**Region annotation records**
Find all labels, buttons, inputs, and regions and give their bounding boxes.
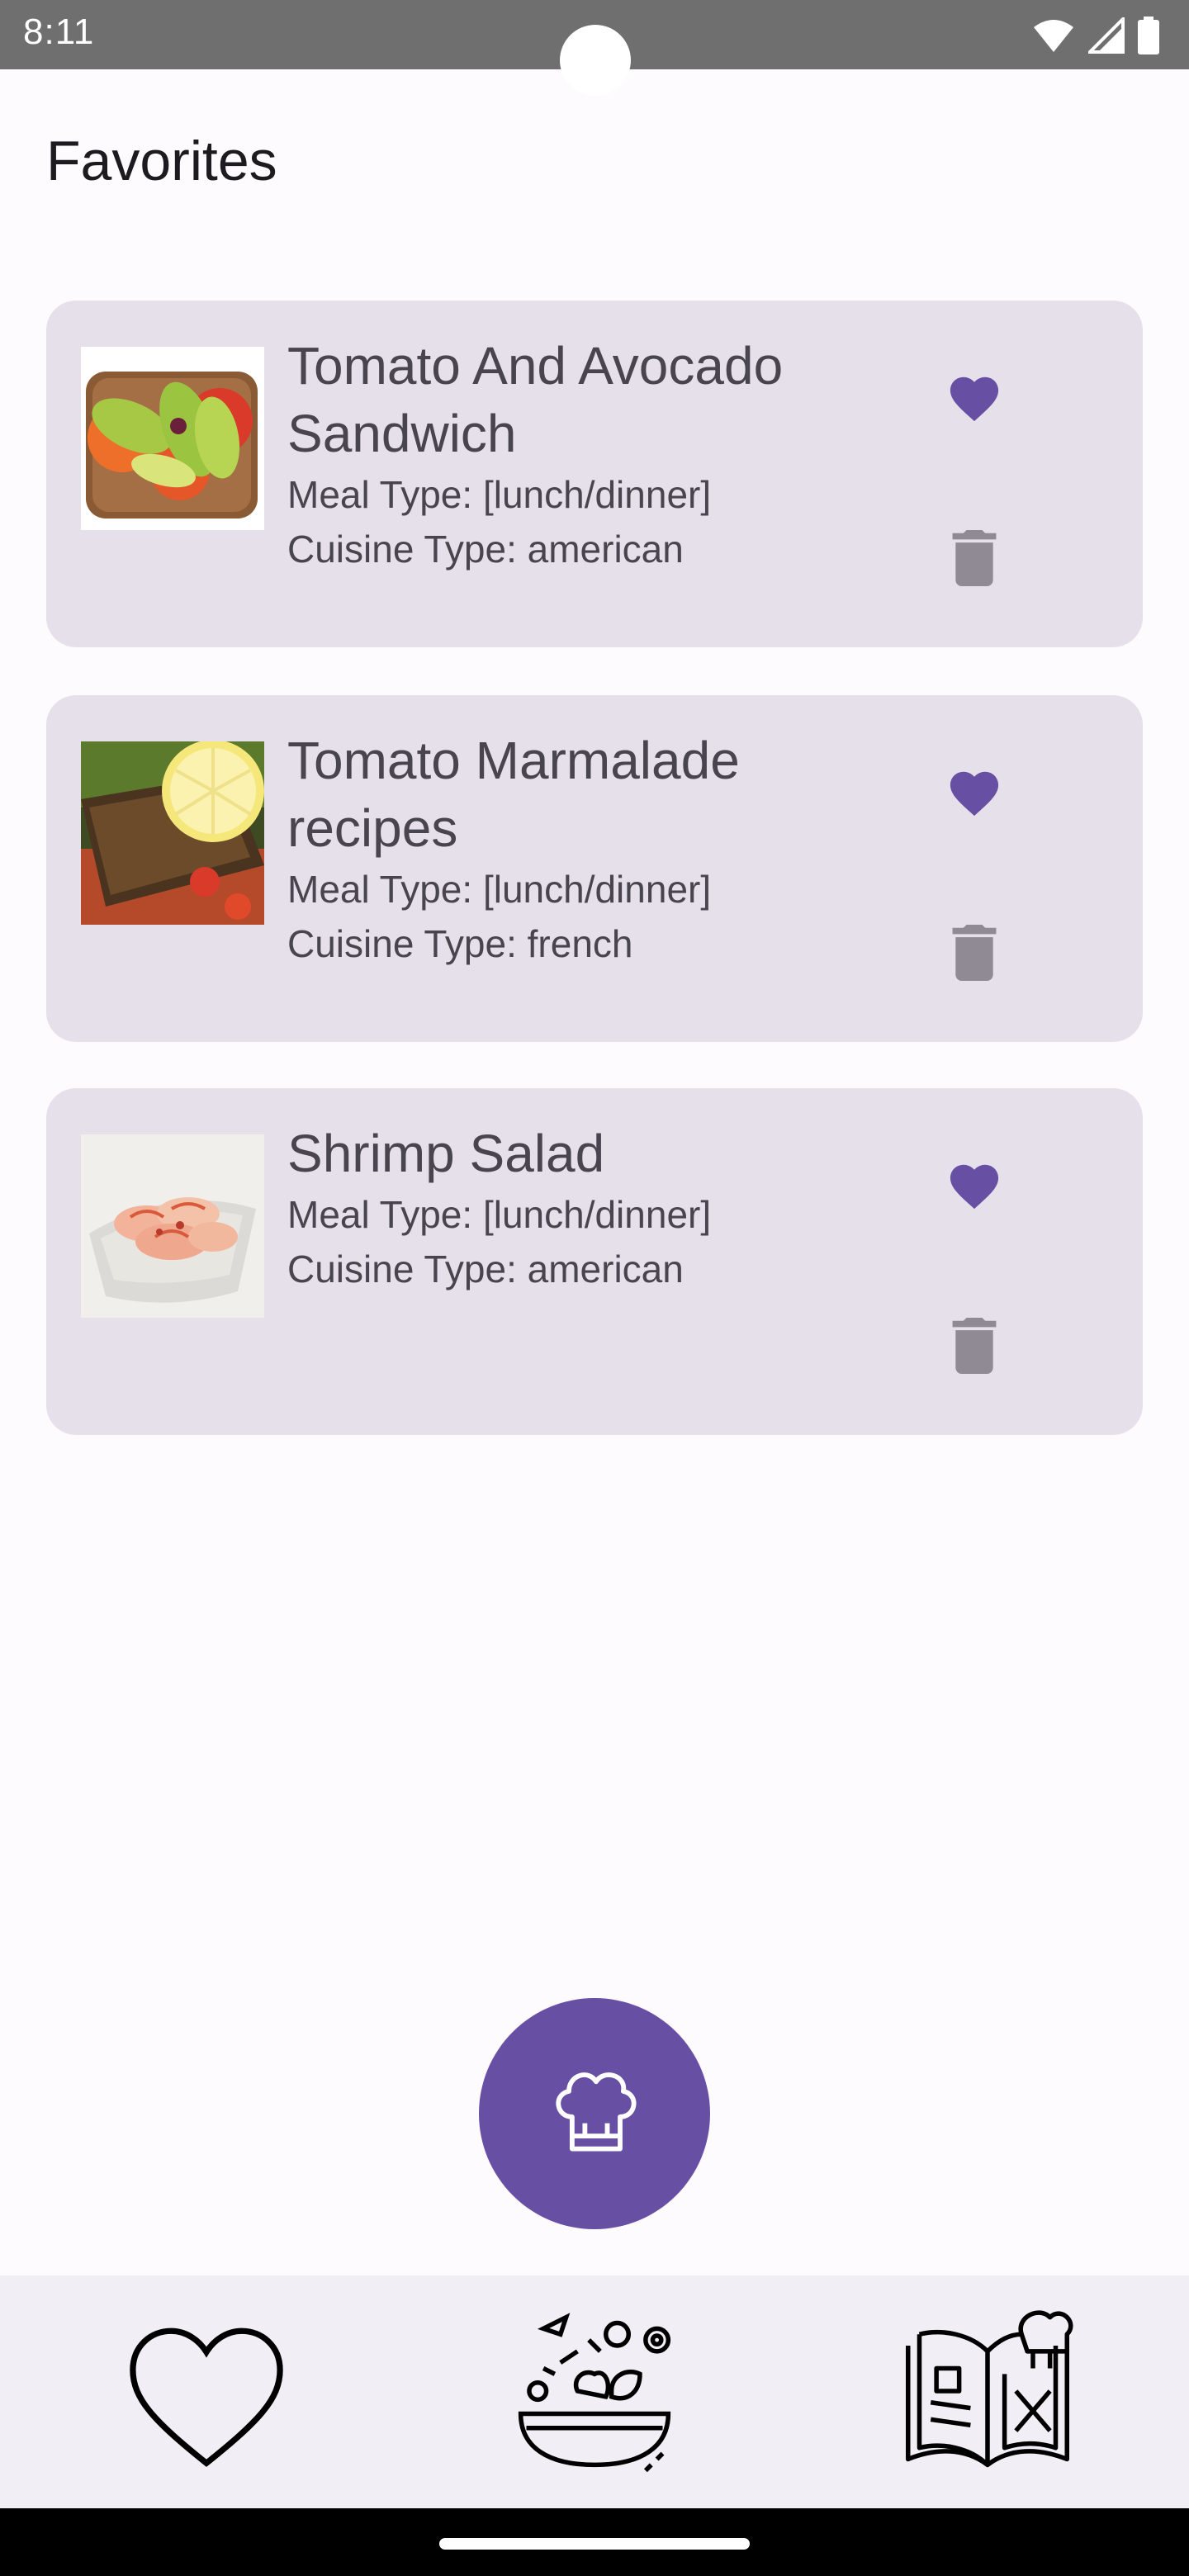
favorite-button[interactable]: [935, 1144, 1014, 1224]
delete-button[interactable]: [935, 913, 1014, 992]
chef-hat-icon: [556, 2072, 637, 2152]
recipe-card[interactable]: Tomato And Avocado Sandwich Meal Type: […: [46, 301, 1143, 647]
heart-filled-icon: [950, 771, 999, 817]
signal-icon: [1088, 17, 1125, 54]
favorite-button[interactable]: [935, 751, 1014, 831]
nav-favorites[interactable]: [107, 2300, 306, 2482]
camera-cutout: [560, 25, 631, 96]
heart-filled-icon: [950, 1164, 999, 1210]
trash-icon: [952, 925, 997, 981]
nav-recipes[interactable]: [888, 2300, 1087, 2482]
recipe-cuisine-type: Cuisine Type: french: [287, 922, 633, 965]
system-navigation-bar: [0, 2508, 1189, 2576]
bottom-navigation: [0, 2275, 1189, 2508]
trash-icon: [952, 530, 997, 586]
recipe-cuisine-type: Cuisine Type: american: [287, 528, 684, 571]
status-icons: [1032, 17, 1159, 54]
recipe-thumbnail: [81, 741, 264, 925]
recipe-book-icon: [906, 2310, 1073, 2468]
favorite-button[interactable]: [935, 357, 1014, 436]
status-bar: 8:11: [0, 0, 1189, 96]
delete-button[interactable]: [935, 1306, 1014, 1385]
home-gesture-pill[interactable]: [439, 2538, 750, 2550]
recipe-title: Shrimp Salad: [287, 1124, 605, 1183]
nav-meals[interactable]: [495, 2300, 694, 2482]
wifi-icon: [1034, 20, 1073, 52]
recipe-card[interactable]: Tomato Marmalade recipes Meal Type: [lun…: [46, 695, 1143, 1042]
fab-chef-button[interactable]: [479, 1998, 710, 2229]
page-title: Favorites: [46, 130, 277, 192]
delete-button[interactable]: [935, 519, 1014, 598]
recipe-title: Tomato Marmalade recipes: [287, 731, 740, 858]
trash-icon: [952, 1318, 997, 1374]
shrimp-salad-photo: [81, 1134, 264, 1318]
heart-filled-icon: [950, 376, 999, 422]
salad-bowl-icon: [518, 2313, 671, 2473]
recipe-meal-type: Meal Type: [lunch/dinner]: [287, 473, 712, 516]
recipe-thumbnail: [81, 1134, 264, 1318]
recipe-meal-type: Meal Type: [lunch/dinner]: [287, 868, 712, 911]
recipe-cuisine-type: Cuisine Type: american: [287, 1248, 684, 1290]
battery-icon: [1138, 17, 1159, 54]
status-time: 8:11: [23, 12, 95, 52]
recipe-title: Tomato And Avocado Sandwich: [287, 336, 784, 463]
recipe-card[interactable]: Shrimp Salad Meal Type: [lunch/dinner] C…: [46, 1088, 1143, 1435]
recipe-thumbnail: [81, 347, 264, 530]
recipe-meal-type: Meal Type: [lunch/dinner]: [287, 1193, 712, 1236]
heart-outline-icon: [130, 2327, 283, 2467]
fish-with-lemon-photo: [81, 741, 264, 925]
avocado-toast-photo: [81, 347, 264, 530]
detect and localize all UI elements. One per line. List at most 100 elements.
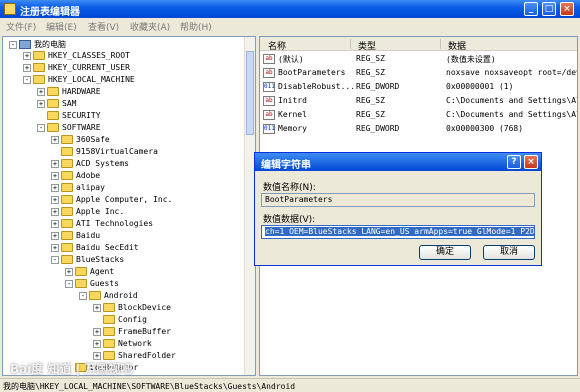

**Written problem**
Rewrite the lines from the line with "favorite-button[interactable]: [935, 1144, 1014, 1224]" to the line with "heart-filled-icon: [950, 771, 999, 817]", changing "delete-button" to "remove-button" and leaving everything else unchanged.

**Solution below**
favorite-button[interactable]: [935, 1144, 1014, 1224]
remove-button[interactable]: [935, 913, 1014, 992]
chef-hat-icon: [556, 2072, 637, 2152]
recipe-card[interactable]: Tomato And Avocado Sandwich Meal Type: […: [46, 301, 1143, 647]
heart-filled-icon: [950, 771, 999, 817]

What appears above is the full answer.